Part of a data file
****
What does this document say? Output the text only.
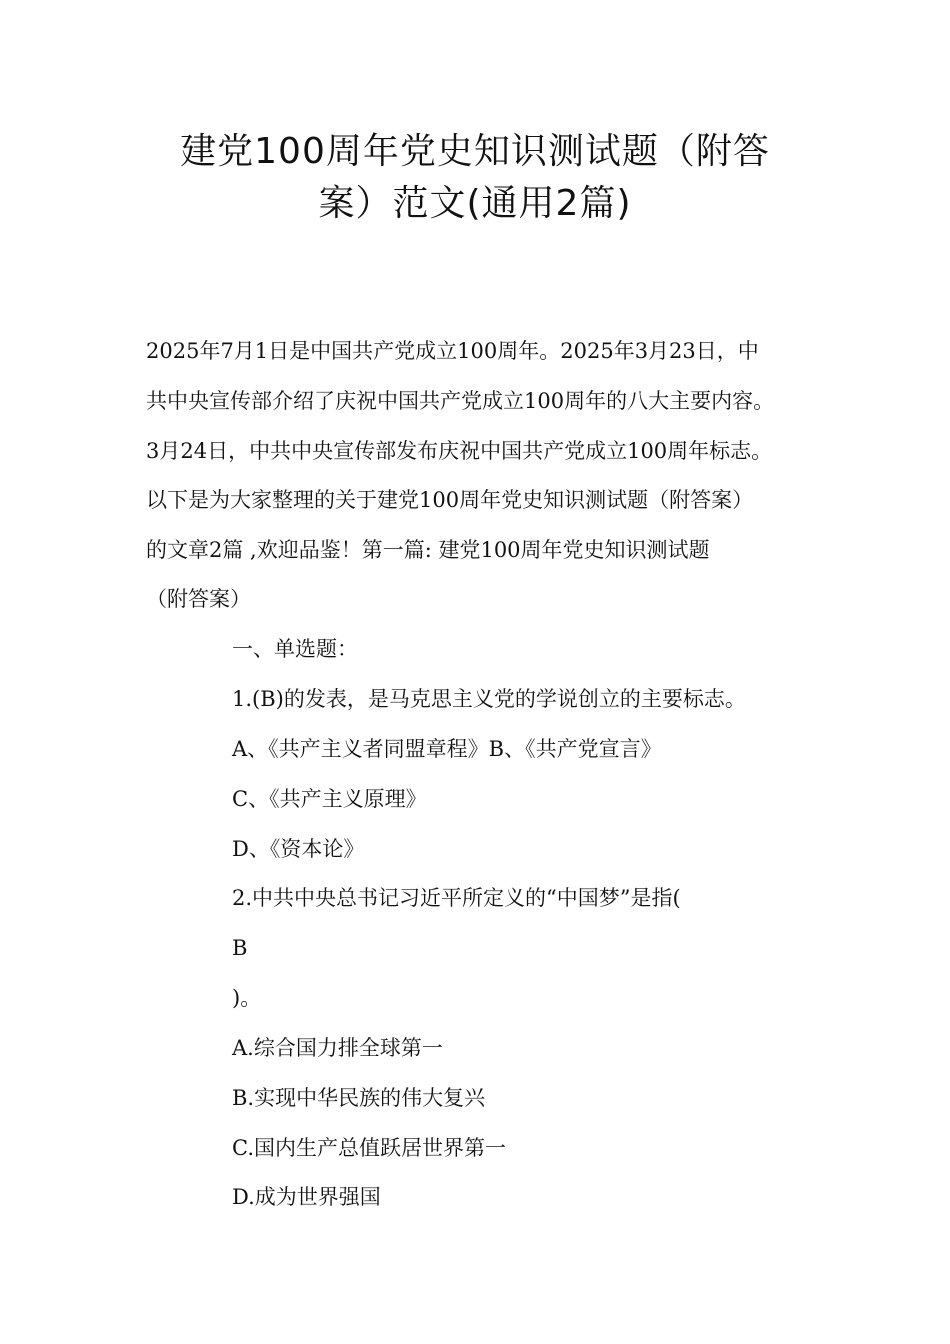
建党100周年党史知识测试题（附答
案）范文(通用2篇)

2025年7月1日是中国共产党成立100周年。2025年3月23日，中

共中央宣传部介绍了庆祝中国共产党成立100周年的八大主要内容。

3月24日，中共中央宣传部发布庆祝中国共产党成立100周年标志。

以下是为大家整理的关于建党100周年党史知识测试题（附答案）

的文章2篇 ,欢迎品鉴！第一篇: 建党100周年党史知识测试题

（附答案）

一、单选题：

1.(B)的发表，是马克思主义党的学说创立的主要标志。

A、《共产主义者同盟章程》B、《共产党宣言》

C、《共产主义原理》

D、《资本论》

2.中共中央总书记习近平所定义的“中国梦”是指(

B

)。

A.综合国力排全球第一

B.实现中华民族的伟大复兴

C.国内生产总值跃居世界第一

D.成为世界强国
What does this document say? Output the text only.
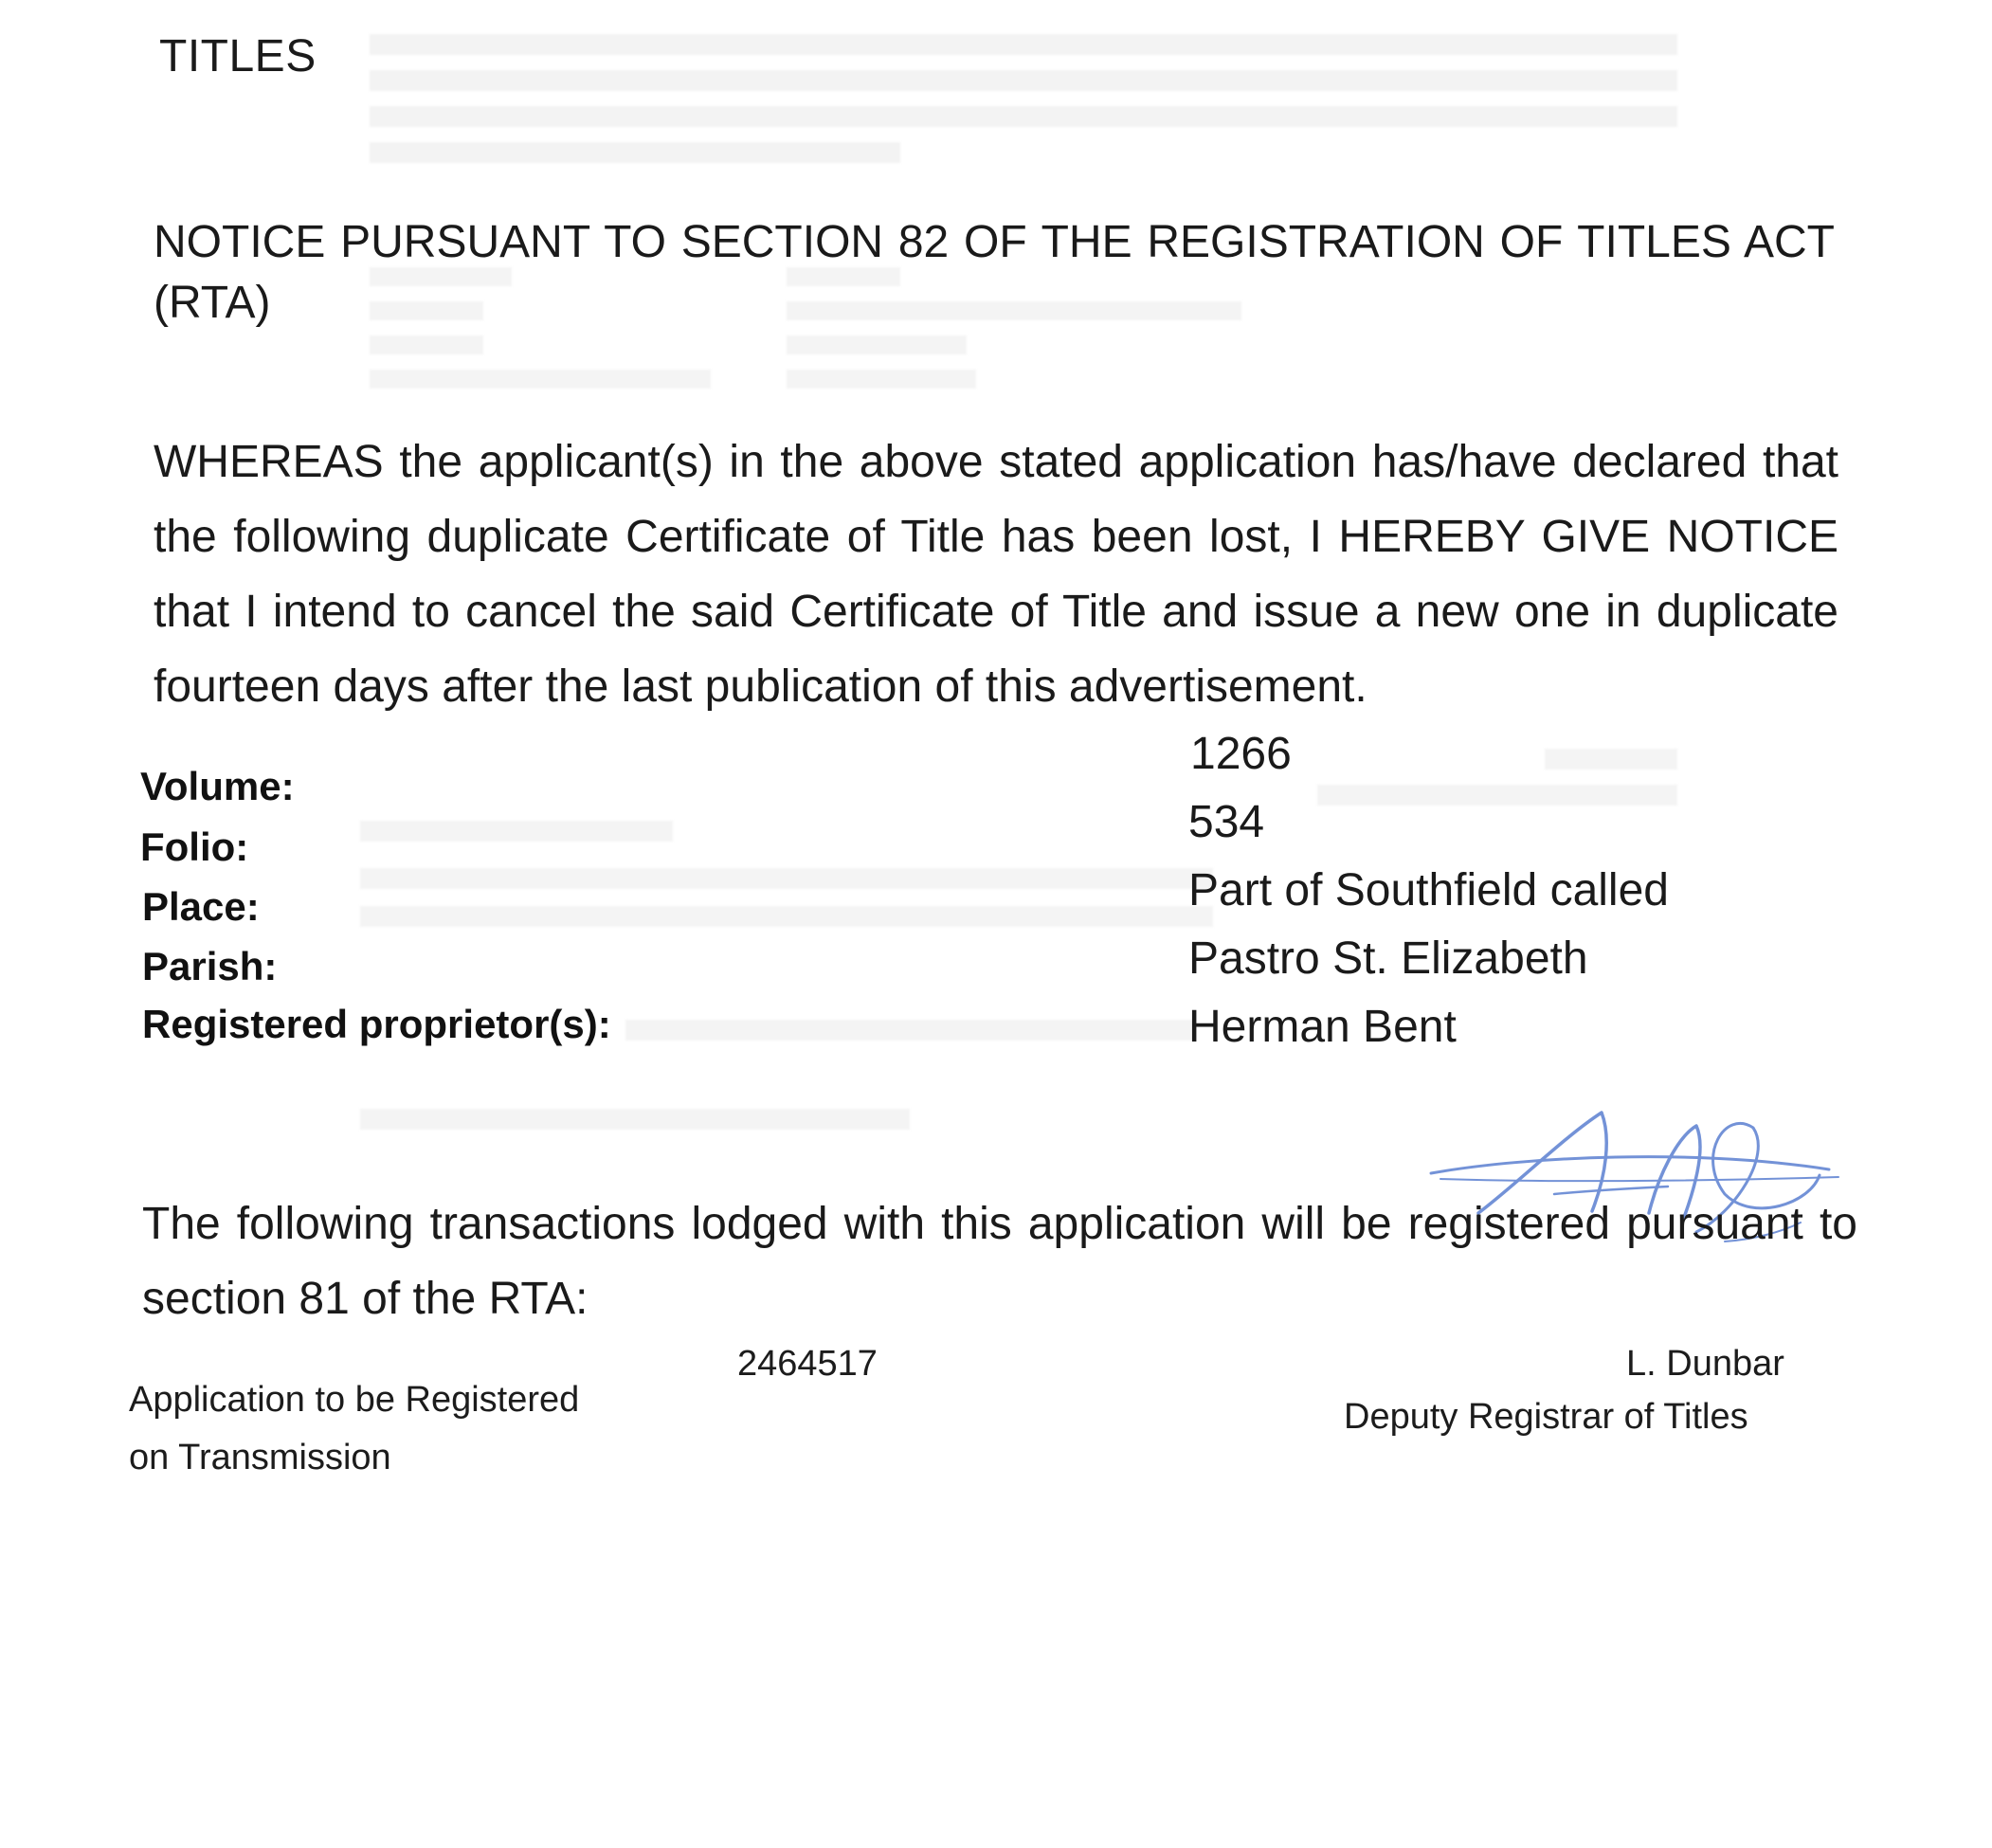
TITLES
NOTICE PURSUANT TO SECTION 82 OF THE REGISTRATION OF TITLES ACT (RTA)
WHEREAS the applicant(s) in the above stated application has/have declared that the following duplicate Certificate of Title has been lost, I HEREBY GIVE NOTICE that I intend to cancel the said Certificate of Title and issue a new one in duplicate fourteen days after the last publication of this advertisement.
Volume:
1266
Folio:	534
Place:	Part of Southfield called
Parish:	Pastro St. Elizabeth
Registered proprietor(s):	Herman Bent
The following transactions lodged with this application will be registered pursuant to section 81 of the RTA:
2464517
Application to be Registered
on Transmission
L. Dunbar
Deputy Registrar of Titles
****
_What is needed_
Quote all of the entries word for word, omitting any pictures.

_Exercise result_
What does this document say? Output the text only.
建党100周年党史知识测试题（附答
案）范文(通用2篇)

2025年7月1日是中国共产党成立100周年。2025年3月23日，中

共中央宣传部介绍了庆祝中国共产党成立100周年的八大主要内容。

3月24日，中共中央宣传部发布庆祝中国共产党成立100周年标志。

以下是为大家整理的关于建党100周年党史知识测试题（附答案）

的文章2篇 ,欢迎品鉴！第一篇: 建党100周年党史知识测试题

（附答案）

一、单选题：

1.(B)的发表，是马克思主义党的学说创立的主要标志。

A、《共产主义者同盟章程》B、《共产党宣言》

C、《共产主义原理》

D、《资本论》

2.中共中央总书记习近平所定义的“中国梦”是指(

B

)。

A.综合国力排全球第一

B.实现中华民族的伟大复兴

C.国内生产总值跃居世界第一

D.成为世界强国
What does this document say? Output the text only.
TITLES
NOTICE PURSUANT TO SECTION 82 OF THE REGISTRATION OF TITLES ACT (RTA)
WHEREAS the applicant(s) in the above stated application has/have declared that the following duplicate Certificate of Title has been lost, I HEREBY GIVE NOTICE that I intend to cancel the said Certificate of Title and issue a new one in duplicate fourteen days after the last publication of this advertisement.
Volume:
1266
Folio:	534
Place:	Part of Southfield called
Parish:	Pastro St. Elizabeth
Registered proprietor(s):	Herman Bent
The following transactions lodged with this application will be registered pursuant to section 81 of the RTA:
2464517
Application to be Registered
on Transmission
L. Dunbar
Deputy Registrar of Titles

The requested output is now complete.